TASK BRIEF:
Examine the entries and show every line in which the word "タスクマネージャ" is found.

· · · ·

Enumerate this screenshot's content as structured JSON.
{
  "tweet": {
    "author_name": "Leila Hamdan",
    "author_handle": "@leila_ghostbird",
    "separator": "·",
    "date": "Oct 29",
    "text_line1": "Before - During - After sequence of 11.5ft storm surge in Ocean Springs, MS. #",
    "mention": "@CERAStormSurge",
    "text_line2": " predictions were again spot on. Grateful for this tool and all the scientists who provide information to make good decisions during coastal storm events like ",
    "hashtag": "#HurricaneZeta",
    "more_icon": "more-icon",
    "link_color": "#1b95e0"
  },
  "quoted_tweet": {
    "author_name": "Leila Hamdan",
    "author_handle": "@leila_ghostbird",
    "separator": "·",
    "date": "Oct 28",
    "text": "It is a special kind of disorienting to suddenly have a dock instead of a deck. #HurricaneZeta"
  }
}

· · · ·

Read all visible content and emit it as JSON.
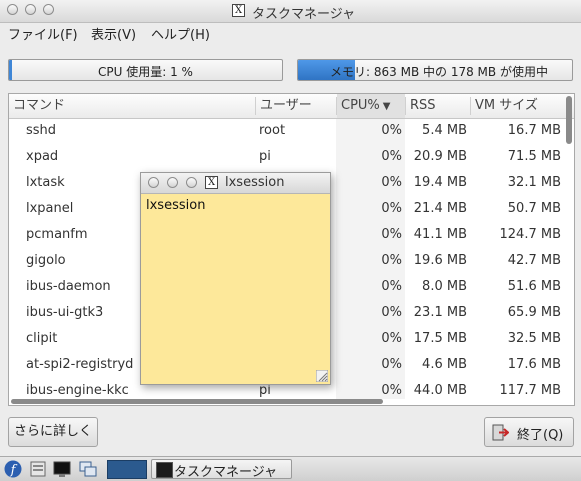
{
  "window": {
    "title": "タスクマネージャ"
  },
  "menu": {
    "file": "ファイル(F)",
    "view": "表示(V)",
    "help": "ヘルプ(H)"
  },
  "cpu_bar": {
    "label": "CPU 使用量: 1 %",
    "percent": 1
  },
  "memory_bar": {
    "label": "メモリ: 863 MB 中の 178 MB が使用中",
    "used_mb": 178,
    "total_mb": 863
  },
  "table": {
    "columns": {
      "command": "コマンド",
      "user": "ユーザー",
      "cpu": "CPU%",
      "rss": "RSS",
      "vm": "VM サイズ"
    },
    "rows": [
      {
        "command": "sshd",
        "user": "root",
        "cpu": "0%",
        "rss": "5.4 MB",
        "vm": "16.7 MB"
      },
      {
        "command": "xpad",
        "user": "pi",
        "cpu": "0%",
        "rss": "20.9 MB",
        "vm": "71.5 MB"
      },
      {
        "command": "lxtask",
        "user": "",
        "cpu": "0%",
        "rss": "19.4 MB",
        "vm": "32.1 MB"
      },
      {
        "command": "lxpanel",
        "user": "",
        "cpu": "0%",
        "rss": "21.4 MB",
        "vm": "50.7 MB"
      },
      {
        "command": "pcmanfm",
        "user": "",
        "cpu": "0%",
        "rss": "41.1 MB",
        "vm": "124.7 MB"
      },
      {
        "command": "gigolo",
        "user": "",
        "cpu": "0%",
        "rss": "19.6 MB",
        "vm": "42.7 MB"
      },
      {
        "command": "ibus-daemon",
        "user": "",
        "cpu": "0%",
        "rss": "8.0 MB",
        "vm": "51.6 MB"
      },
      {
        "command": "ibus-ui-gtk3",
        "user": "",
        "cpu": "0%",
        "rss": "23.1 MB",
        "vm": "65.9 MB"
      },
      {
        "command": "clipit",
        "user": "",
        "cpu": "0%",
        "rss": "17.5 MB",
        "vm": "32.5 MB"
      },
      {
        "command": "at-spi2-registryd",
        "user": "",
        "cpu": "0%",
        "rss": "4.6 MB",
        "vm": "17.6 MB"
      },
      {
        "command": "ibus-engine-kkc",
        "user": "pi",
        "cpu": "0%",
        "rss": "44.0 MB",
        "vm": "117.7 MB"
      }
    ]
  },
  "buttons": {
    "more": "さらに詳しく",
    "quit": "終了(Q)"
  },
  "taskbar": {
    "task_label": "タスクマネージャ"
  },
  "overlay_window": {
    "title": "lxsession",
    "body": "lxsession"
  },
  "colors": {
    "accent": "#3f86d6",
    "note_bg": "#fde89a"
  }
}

· · · ·

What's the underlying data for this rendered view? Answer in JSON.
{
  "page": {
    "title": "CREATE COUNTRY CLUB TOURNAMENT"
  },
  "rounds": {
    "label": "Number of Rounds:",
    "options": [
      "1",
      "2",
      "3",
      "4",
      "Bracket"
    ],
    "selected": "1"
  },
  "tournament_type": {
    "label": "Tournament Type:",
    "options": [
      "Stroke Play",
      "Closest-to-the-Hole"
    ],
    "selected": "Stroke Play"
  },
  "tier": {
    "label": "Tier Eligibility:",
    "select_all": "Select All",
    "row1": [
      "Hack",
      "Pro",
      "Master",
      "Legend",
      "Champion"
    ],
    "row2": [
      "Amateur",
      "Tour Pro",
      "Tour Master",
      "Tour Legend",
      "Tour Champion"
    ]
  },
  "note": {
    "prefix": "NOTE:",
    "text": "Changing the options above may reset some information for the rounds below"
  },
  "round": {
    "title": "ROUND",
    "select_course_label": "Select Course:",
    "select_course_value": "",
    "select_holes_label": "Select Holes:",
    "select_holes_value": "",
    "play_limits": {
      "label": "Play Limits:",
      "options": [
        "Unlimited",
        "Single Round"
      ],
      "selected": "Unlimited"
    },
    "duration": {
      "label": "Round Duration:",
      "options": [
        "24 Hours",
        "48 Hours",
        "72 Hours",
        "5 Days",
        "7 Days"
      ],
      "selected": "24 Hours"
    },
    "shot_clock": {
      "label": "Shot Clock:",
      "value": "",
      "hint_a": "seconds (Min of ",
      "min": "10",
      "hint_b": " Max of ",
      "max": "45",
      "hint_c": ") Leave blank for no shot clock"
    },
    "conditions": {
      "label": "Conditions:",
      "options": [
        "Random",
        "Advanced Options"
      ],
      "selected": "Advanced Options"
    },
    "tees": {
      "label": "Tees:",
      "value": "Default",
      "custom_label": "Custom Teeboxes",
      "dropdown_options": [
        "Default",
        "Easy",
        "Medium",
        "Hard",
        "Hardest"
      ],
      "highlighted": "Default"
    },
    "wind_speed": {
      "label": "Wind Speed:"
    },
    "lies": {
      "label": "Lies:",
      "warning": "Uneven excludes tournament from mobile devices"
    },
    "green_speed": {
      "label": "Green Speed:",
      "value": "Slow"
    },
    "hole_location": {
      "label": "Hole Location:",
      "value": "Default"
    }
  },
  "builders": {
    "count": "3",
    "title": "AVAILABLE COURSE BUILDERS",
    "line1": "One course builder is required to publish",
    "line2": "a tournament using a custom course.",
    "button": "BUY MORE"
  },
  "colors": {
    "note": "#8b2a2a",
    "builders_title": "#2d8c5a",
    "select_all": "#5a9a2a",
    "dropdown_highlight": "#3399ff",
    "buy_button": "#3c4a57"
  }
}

· · · ·

TASK SOLUTION:
    "title": "タスクマネージャ"
    "task_label": "タスクマネージャ"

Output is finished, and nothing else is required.